**Task requirements**
Identify each line in the records below that contains the word "series", and copy it.

**Given records**

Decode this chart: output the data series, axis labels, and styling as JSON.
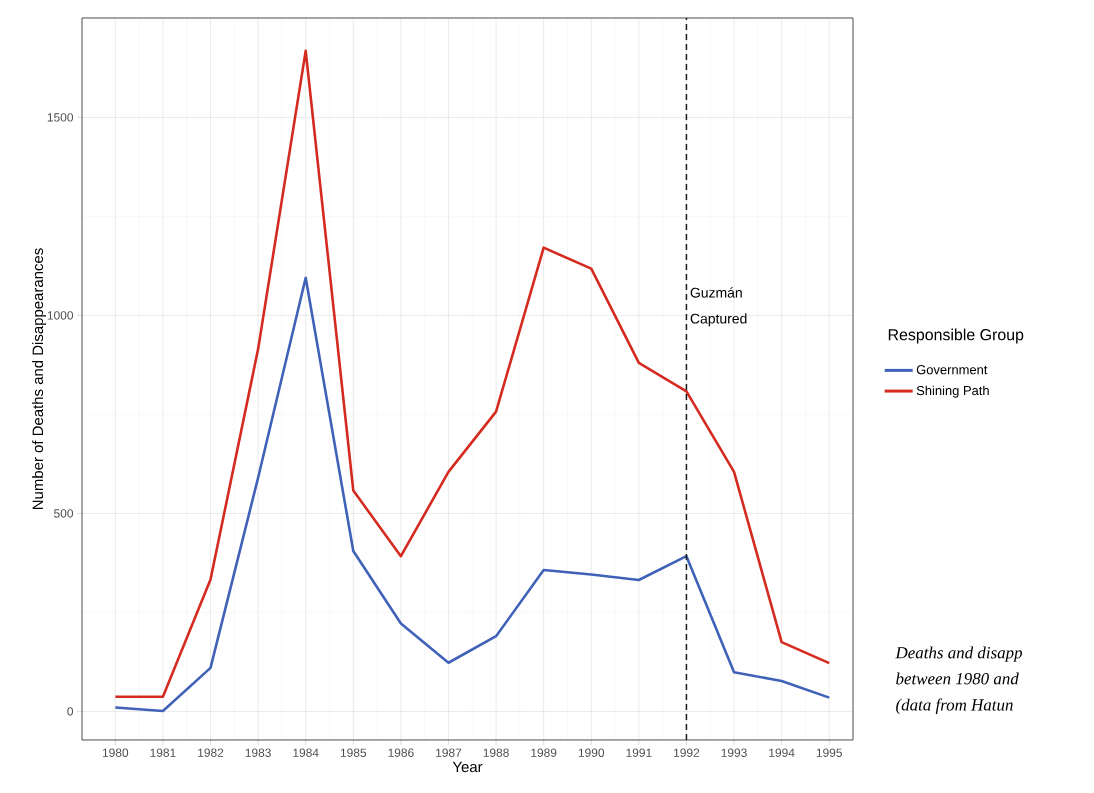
{
  "chart_data": {
    "type": "line",
    "xlabel": "Year",
    "ylabel": "Number of Deaths and Disappearances",
    "legend_title": "Responsible Group",
    "x": [
      1980,
      1981,
      1982,
      1983,
      1984,
      1985,
      1986,
      1987,
      1988,
      1989,
      1990,
      1991,
      1992,
      1993,
      1994,
      1995
    ],
    "series": [
      {
        "name": "Government",
        "color": "#3f62b8",
        "values": [
          10,
          1,
          110,
          590,
          1095,
          405,
          222,
          123,
          190,
          357,
          346,
          332,
          392,
          99,
          77,
          35
        ]
      },
      {
        "name": "Shining Path",
        "color": "#d42a20",
        "values": [
          37,
          37,
          333,
          915,
          1668,
          558,
          392,
          605,
          757,
          1171,
          1118,
          880,
          808,
          605,
          175,
          122
        ]
      }
    ],
    "xlim": [
      1979.3,
      1995.5
    ],
    "ylim": [
      -72,
      1751
    ],
    "xticks": [
      1980,
      1981,
      1982,
      1983,
      1984,
      1985,
      1986,
      1987,
      1988,
      1989,
      1990,
      1991,
      1992,
      1993,
      1994,
      1995
    ],
    "yticks": [
      0,
      500,
      1000,
      1500
    ],
    "ref_lines": [
      {
        "axis": "x",
        "value": 1992,
        "label": "Guzmán Captured",
        "color": "#1a1a1a",
        "line_style": "dashed"
      }
    ],
    "grid": true,
    "legend": "right",
    "marker": "none",
    "line_style": "solid",
    "annotations": [
      "Deaths and disapp",
      "between 1980 and",
      "(data from Hatun"
    ]
  }
}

**Right answer**
Decode this chart: output the data series, axis labels, and styling as JSON.
    "series": [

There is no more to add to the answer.